## The records
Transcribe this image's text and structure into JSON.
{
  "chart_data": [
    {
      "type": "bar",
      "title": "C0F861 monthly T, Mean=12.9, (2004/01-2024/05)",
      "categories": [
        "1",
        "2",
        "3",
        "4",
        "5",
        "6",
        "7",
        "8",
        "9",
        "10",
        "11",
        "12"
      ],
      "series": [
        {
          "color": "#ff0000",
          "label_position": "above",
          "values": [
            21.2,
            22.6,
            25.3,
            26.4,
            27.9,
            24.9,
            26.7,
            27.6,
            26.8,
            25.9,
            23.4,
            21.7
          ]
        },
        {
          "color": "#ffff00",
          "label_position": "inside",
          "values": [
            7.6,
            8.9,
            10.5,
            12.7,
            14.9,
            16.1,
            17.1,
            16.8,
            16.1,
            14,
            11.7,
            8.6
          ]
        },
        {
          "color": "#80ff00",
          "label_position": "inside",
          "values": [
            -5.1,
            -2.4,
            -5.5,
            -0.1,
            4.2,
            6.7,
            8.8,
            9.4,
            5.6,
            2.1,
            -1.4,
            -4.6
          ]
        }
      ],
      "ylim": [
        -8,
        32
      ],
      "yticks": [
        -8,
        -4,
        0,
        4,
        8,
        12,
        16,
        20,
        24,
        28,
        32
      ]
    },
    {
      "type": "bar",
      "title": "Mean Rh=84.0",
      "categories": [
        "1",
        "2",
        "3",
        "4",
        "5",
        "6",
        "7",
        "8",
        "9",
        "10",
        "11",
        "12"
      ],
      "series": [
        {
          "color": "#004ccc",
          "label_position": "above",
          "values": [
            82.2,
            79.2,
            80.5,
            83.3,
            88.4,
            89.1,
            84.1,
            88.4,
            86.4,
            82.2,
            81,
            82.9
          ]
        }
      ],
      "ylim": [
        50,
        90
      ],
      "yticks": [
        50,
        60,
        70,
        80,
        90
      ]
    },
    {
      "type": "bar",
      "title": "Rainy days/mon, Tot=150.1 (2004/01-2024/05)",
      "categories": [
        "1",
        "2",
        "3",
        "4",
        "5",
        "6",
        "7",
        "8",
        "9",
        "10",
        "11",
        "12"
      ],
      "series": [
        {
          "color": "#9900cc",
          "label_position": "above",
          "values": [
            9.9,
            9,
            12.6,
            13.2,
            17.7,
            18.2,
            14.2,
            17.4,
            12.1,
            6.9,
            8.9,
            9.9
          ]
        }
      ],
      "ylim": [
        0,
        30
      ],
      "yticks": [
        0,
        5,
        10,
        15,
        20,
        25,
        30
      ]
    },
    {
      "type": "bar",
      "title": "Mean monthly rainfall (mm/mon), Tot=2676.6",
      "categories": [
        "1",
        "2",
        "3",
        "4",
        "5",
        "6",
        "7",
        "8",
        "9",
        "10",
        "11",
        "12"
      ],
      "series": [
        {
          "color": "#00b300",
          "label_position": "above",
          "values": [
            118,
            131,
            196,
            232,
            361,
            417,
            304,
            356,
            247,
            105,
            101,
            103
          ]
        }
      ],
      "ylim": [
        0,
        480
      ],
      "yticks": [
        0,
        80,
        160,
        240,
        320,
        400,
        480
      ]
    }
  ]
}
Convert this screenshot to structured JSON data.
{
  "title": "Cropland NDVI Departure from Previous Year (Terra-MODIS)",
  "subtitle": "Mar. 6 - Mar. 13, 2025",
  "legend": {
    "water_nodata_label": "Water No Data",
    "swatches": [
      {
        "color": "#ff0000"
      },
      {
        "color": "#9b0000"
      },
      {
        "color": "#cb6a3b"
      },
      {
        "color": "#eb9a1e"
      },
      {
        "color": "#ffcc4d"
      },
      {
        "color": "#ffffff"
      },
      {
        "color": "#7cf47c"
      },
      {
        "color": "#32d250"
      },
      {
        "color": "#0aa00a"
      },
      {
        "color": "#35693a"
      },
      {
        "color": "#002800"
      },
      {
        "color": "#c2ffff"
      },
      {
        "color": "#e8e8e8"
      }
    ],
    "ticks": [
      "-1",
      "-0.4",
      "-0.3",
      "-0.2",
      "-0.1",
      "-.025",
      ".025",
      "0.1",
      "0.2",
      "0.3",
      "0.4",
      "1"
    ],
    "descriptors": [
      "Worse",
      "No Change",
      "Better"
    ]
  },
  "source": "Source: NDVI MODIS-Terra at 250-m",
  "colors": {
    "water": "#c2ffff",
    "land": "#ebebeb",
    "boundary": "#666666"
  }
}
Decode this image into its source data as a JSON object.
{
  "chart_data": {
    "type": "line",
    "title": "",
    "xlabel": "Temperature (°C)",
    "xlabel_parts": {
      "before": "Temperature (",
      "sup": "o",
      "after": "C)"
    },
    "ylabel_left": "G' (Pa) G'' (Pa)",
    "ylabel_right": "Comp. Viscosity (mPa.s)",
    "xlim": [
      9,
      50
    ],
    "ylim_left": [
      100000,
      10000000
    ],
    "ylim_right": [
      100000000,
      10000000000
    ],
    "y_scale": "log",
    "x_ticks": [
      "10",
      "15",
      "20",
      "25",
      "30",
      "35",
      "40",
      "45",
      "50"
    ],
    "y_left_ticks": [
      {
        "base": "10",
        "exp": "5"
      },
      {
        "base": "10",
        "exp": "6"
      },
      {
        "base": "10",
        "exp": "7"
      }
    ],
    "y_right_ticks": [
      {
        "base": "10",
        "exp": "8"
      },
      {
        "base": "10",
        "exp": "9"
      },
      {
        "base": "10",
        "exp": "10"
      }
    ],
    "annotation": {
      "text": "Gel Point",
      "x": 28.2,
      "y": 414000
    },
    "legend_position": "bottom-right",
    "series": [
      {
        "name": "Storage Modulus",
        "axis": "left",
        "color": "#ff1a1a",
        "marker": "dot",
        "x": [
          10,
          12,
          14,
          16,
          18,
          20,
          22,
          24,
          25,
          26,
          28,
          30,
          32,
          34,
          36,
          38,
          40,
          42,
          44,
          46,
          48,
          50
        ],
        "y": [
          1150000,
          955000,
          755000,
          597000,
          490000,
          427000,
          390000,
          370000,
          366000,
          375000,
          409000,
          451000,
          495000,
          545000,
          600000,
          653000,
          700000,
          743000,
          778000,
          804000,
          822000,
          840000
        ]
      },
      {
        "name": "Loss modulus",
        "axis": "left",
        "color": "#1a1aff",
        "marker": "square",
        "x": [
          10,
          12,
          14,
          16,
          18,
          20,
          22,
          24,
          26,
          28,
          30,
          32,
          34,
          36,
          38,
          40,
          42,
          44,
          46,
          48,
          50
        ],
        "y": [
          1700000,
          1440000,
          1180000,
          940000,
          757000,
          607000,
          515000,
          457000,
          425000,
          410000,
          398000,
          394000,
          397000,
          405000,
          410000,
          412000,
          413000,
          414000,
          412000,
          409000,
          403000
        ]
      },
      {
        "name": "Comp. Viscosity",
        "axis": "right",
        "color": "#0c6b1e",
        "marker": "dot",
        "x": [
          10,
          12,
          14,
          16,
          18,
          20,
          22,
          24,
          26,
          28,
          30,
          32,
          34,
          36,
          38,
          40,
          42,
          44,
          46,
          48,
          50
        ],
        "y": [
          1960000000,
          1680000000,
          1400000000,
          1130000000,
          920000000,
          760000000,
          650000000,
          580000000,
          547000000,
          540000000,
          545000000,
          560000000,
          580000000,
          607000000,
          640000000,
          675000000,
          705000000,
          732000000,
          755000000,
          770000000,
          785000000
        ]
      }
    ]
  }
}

## What is expected
What is the number of lines in the records above that include the word "Temperature"? Reply with that number and nothing more.

## Response to this task
2